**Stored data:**
## begin
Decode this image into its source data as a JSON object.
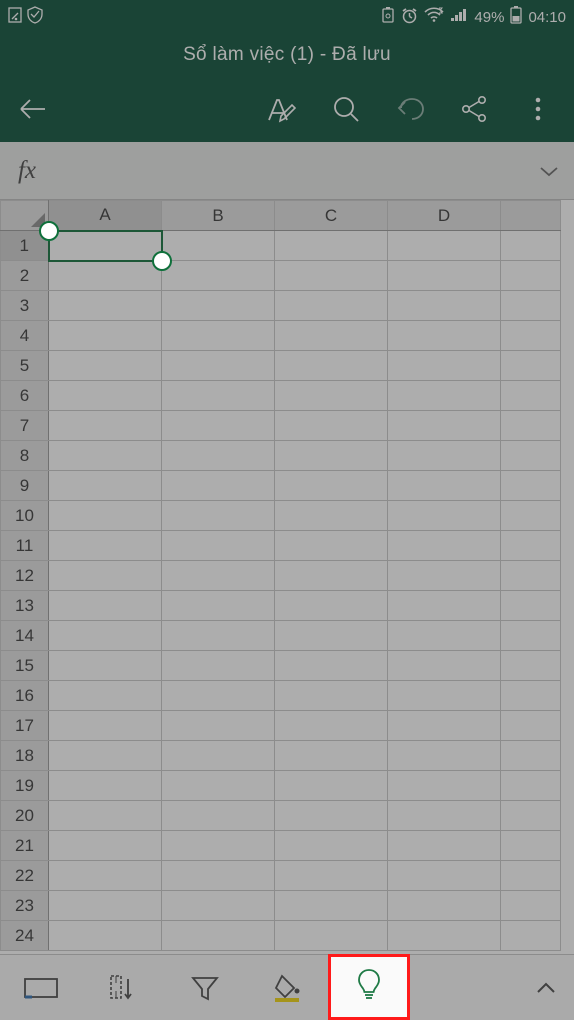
{
  "statusbar": {
    "battery_pct": "49%",
    "time": "04:10"
  },
  "header": {
    "title": "Sổ làm việc (1) - Đã lưu"
  },
  "formulabar": {
    "label": "fx",
    "value": ""
  },
  "sheet": {
    "columns": [
      "A",
      "B",
      "C",
      "D"
    ],
    "rows": [
      "1",
      "2",
      "3",
      "4",
      "5",
      "6",
      "7",
      "8",
      "9",
      "10",
      "11",
      "12",
      "13",
      "14",
      "15",
      "16",
      "17",
      "18",
      "19",
      "20",
      "21",
      "22",
      "23",
      "24"
    ],
    "selected_cell": "A1"
  }
}
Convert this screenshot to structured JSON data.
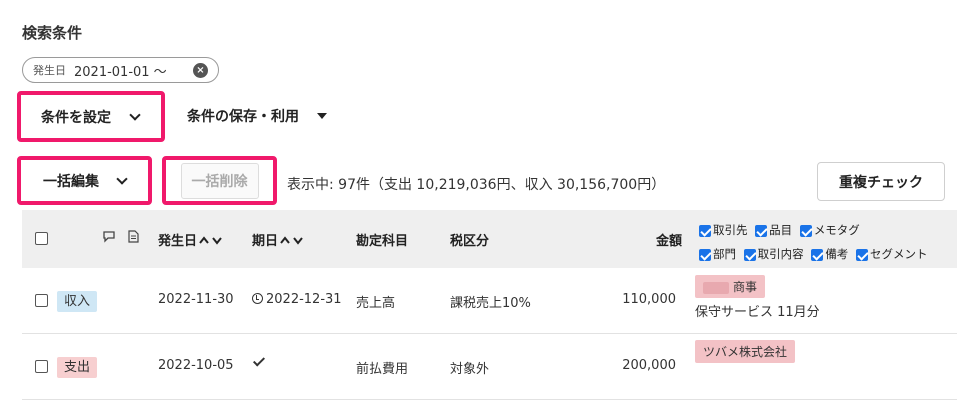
{
  "search": {
    "title": "検索条件",
    "chip_label": "発生日",
    "chip_value": "2021-01-01 〜",
    "clear_icon": "×"
  },
  "toolbar": {
    "set_conditions": "条件を設定",
    "save_use": "条件の保存・利用",
    "bulk_edit": "一括編集",
    "bulk_delete": "一括削除",
    "summary": "表示中: 97件（支出 10,219,036円、収入 30,156,700円）",
    "duplicate_check": "重複チェック"
  },
  "table": {
    "headers": {
      "date": "発生日",
      "due": "期日",
      "account": "勘定科目",
      "tax": "税区分",
      "amount": "金額"
    },
    "sort_arrows": "⌃⌄",
    "column_options": [
      {
        "label": "取引先",
        "checked": true
      },
      {
        "label": "品目",
        "checked": true
      },
      {
        "label": "メモタグ",
        "checked": true
      },
      {
        "label": "部門",
        "checked": true
      },
      {
        "label": "取引内容",
        "checked": true
      },
      {
        "label": "備考",
        "checked": true
      },
      {
        "label": "セグメント",
        "checked": true
      }
    ],
    "rows": [
      {
        "type": "収入",
        "date": "2022-11-30",
        "due": "2022-12-31",
        "account": "売上高",
        "tax": "課税売上10%",
        "amount": "110,000",
        "partner": "商事",
        "item": "保守サービス 11月分"
      },
      {
        "type": "支出",
        "date": "2022-10-05",
        "due": "",
        "account": "前払費用",
        "tax": "対象外",
        "amount": "200,000",
        "partner": "ツバメ株式会社",
        "item": ""
      }
    ]
  },
  "colors": {
    "highlight": "#f0196b",
    "income_tag": "#cfe7f5",
    "expense_tag": "#f7cfd0",
    "partner_tag": "#f3c2c6",
    "header_bg": "#efefef"
  }
}
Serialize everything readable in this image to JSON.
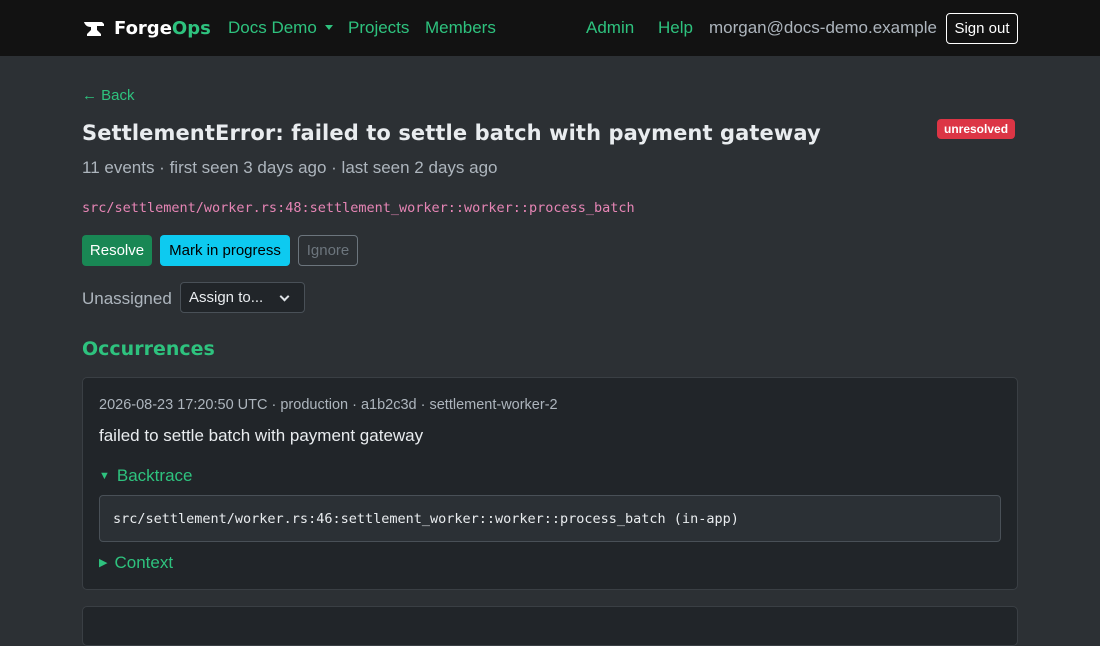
{
  "nav": {
    "brand_prefix": "Forge",
    "brand_suffix": "Ops",
    "org_label": "Docs Demo",
    "projects_label": "Projects",
    "members_label": "Members",
    "admin_label": "Admin",
    "help_label": "Help",
    "user_email": "morgan@docs-demo.example",
    "signout_label": "Sign out"
  },
  "issue": {
    "back_label": "← Back",
    "title": "SettlementError: failed to settle batch with payment gateway",
    "status_badge": "unresolved",
    "meta": "11 events · first seen 3 days ago · last seen 2 days ago",
    "culprit": "src/settlement/worker.rs:48:settlement_worker::worker::process_batch",
    "actions": {
      "resolve_label": "Resolve",
      "progress_label": "Mark in progress",
      "ignore_label": "Ignore"
    },
    "assignee_label": "Unassigned",
    "assign_select_value": "Assign to..."
  },
  "occurrences": {
    "heading": "Occurrences",
    "items": [
      {
        "meta": "2026-08-23 17:20:50 UTC · production · a1b2c3d · settlement-worker-2",
        "message": "failed to settle batch with payment gateway",
        "backtrace_label": "Backtrace",
        "backtrace_frame": "src/settlement/worker.rs:46:settlement_worker::worker::process_batch (in-app)",
        "context_label": "Context"
      }
    ]
  },
  "colors": {
    "accent": "#2ec27e",
    "navbar_bg": "#121212",
    "page_bg": "#2c3034",
    "danger": "#dc3545",
    "success": "#198754",
    "info": "#0dcaf0",
    "code_pink": "#e685b5"
  },
  "icons": {
    "brand": "anvil-icon",
    "org_menu": "caret-down-icon",
    "assign_menu": "chevron-down-icon",
    "backtrace_toggle": "triangle-down-icon",
    "context_toggle": "triangle-right-icon"
  }
}
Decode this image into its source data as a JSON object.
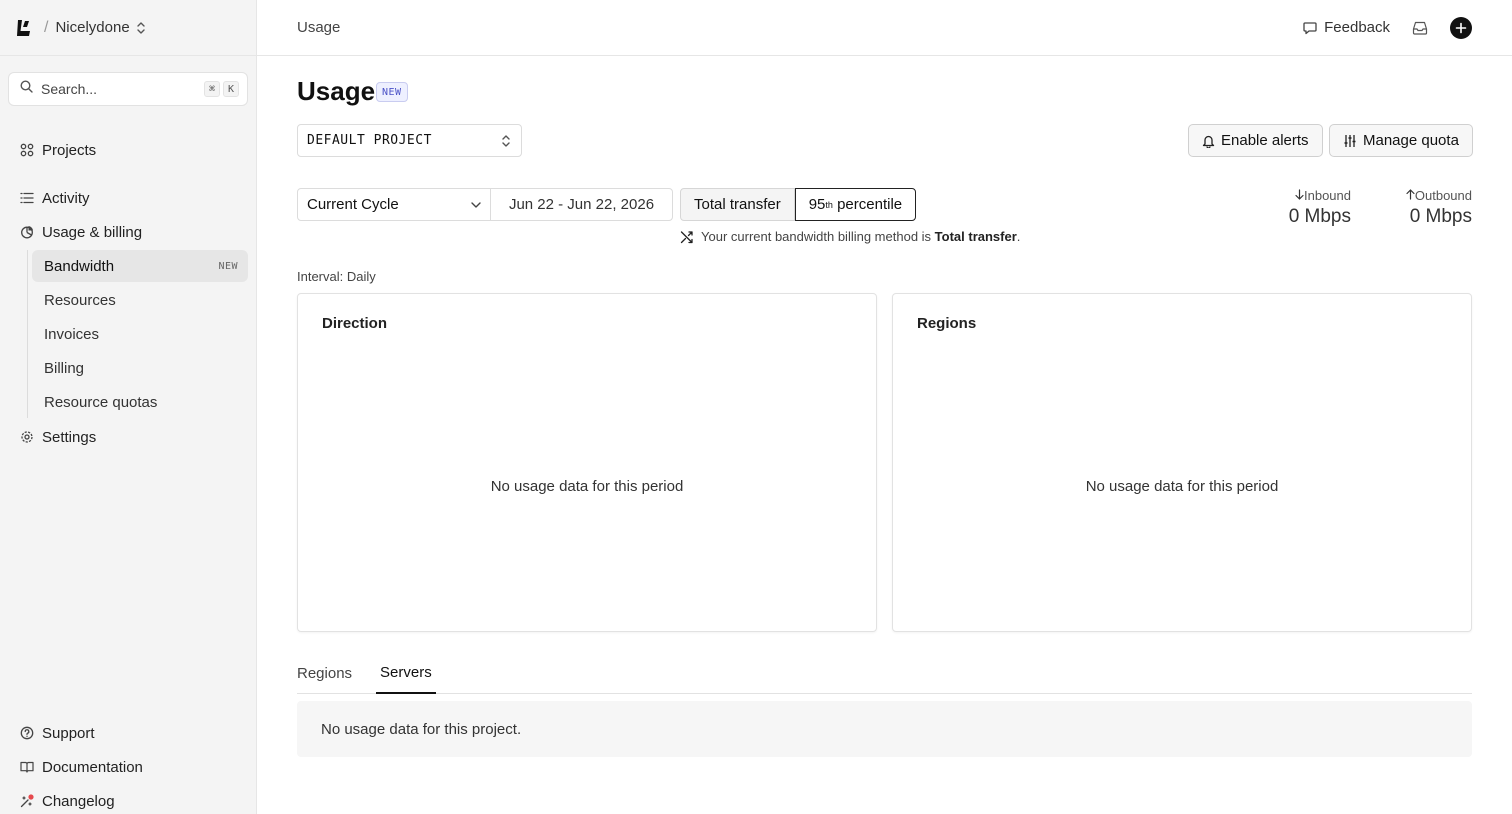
{
  "sidebar": {
    "org_name": "Nicelydone",
    "search": {
      "placeholder": "Search...",
      "kbd_cmd": "⌘",
      "kbd_key": "K"
    },
    "items": {
      "projects": "Projects",
      "activity": "Activity",
      "usage_billing": "Usage & billing",
      "settings": "Settings",
      "support": "Support",
      "documentation": "Documentation",
      "changelog": "Changelog"
    },
    "sub_items": {
      "bandwidth": "Bandwidth",
      "bandwidth_badge": "NEW",
      "resources": "Resources",
      "invoices": "Invoices",
      "billing": "Billing",
      "resource_quotas": "Resource quotas"
    },
    "changelog_dot_color": "#e5484d"
  },
  "topbar": {
    "breadcrumb": "Usage",
    "feedback": "Feedback"
  },
  "main": {
    "title": "Usage",
    "title_badge": "NEW",
    "project_select": "DEFAULT PROJECT",
    "enable_alerts": "Enable alerts",
    "manage_quota": "Manage quota",
    "cycle_select": "Current Cycle",
    "date_range": "Jun 22 - Jun 22, 2026",
    "segment": {
      "total_transfer": "Total transfer",
      "percentile_num": "95",
      "percentile_sup": "th",
      "percentile_word": "percentile"
    },
    "method_note_prefix": "Your current bandwidth billing method is",
    "method_note_value": "Total transfer",
    "method_note_suffix": ".",
    "inbound": {
      "label": "Inbound",
      "value": "0 Mbps"
    },
    "outbound": {
      "label": "Outbound",
      "value": "0 Mbps"
    },
    "interval": "Interval: Daily",
    "cards": {
      "direction_title": "Direction",
      "direction_empty": "No usage data for this period",
      "regions_title": "Regions",
      "regions_empty": "No usage data for this period"
    },
    "tabs": {
      "regions": "Regions",
      "servers": "Servers"
    },
    "table_empty": "No usage data for this project."
  }
}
## end
Look over the material above and show each line where "payment" appears.

    "title": "SettlementError: failed to settle batch with payment gateway",
        "message": "failed to settle batch with payment gateway",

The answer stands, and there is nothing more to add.